§ **EXERCISE TASK**
Copy each line below that contains "Engineering".

-------- GIVEN DATA --------

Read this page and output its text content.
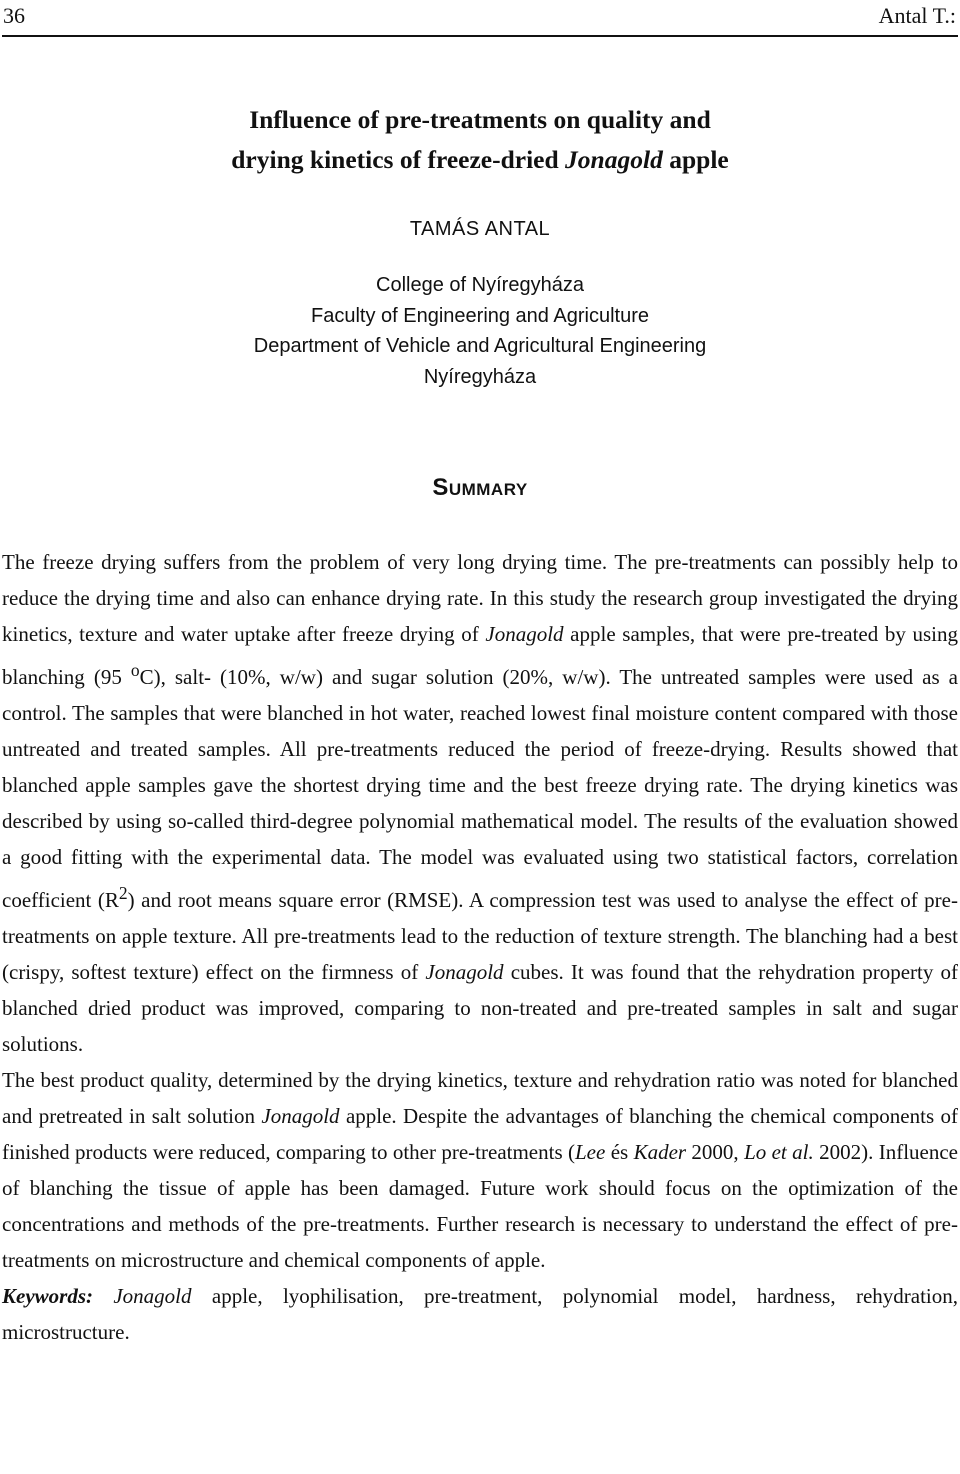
36	Antal T.:
Influence of pre-treatments on quality and
drying kinetics of freeze-dried Jonagold apple
TAMÁS ANTAL
College of Nyíregyháza
Faculty of Engineering and Agriculture
Department of Vehicle and Agricultural Engineering
Nyíregyháza
Summary

The freeze drying suffers from the problem of very long drying time. The pre-treatments can possibly help to reduce the drying time and also can enhance drying rate. In this study the research group investigated the drying kinetics, texture and water uptake after freeze drying of Jonagold apple samples, that were pre-treated by using blanching (95 $^o$C), salt- (10%, w/w) and sugar solution (20%, w/w). The untreated samples were used as a control. The samples that were blanched in hot water, reached lowest final moisture content compared with those untreated and treated samples. All pre-treatments reduced the period of freeze-drying. Results showed that blanched apple samples gave the shortest drying time and the best freeze drying rate. The drying kinetics was described by using so-called third-degree polynomial mathematical model. The results of the evaluation showed a good fitting with the experimental data. The model was evaluated using two statistical factors, correlation coefficient $(R^2)$ and root means square error (RMSE). A compression test was used to analyse the effect of pre-treatments on apple texture. All pre-treatments lead to the reduction of texture strength. The blanching had a best (crispy, softest texture) effect on the firmness of Jonagold cubes. It was found that the rehydration property of blanched dried product was improved, comparing to non-treated and pre-treated samples in salt and sugar solutions.

The best product quality, determined by the drying kinetics, texture and rehydration ratio was noted for blanched and pretreated in salt solution Jonagold apple. Despite the advantages of blanching the chemical components of finished products were reduced, comparing to other pre-treatments (Lee és Kader 2000, Lo et al. 2002). Influence of blanching the tissue of apple has been damaged. Future work should focus on the optimization of the concentrations and methods of the pre-treatments. Further research is necessary to understand the effect of pre-treatments on microstructure and chemical components of apple.

Keywords: Jonagold apple, lyophilisation, pre-treatment, polynomial model, hardness, rehydration, microstructure.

--------

§ **THE SOLUTION**
Faculty of Engineering and Agriculture
Department of Vehicle and Agricultural Engineering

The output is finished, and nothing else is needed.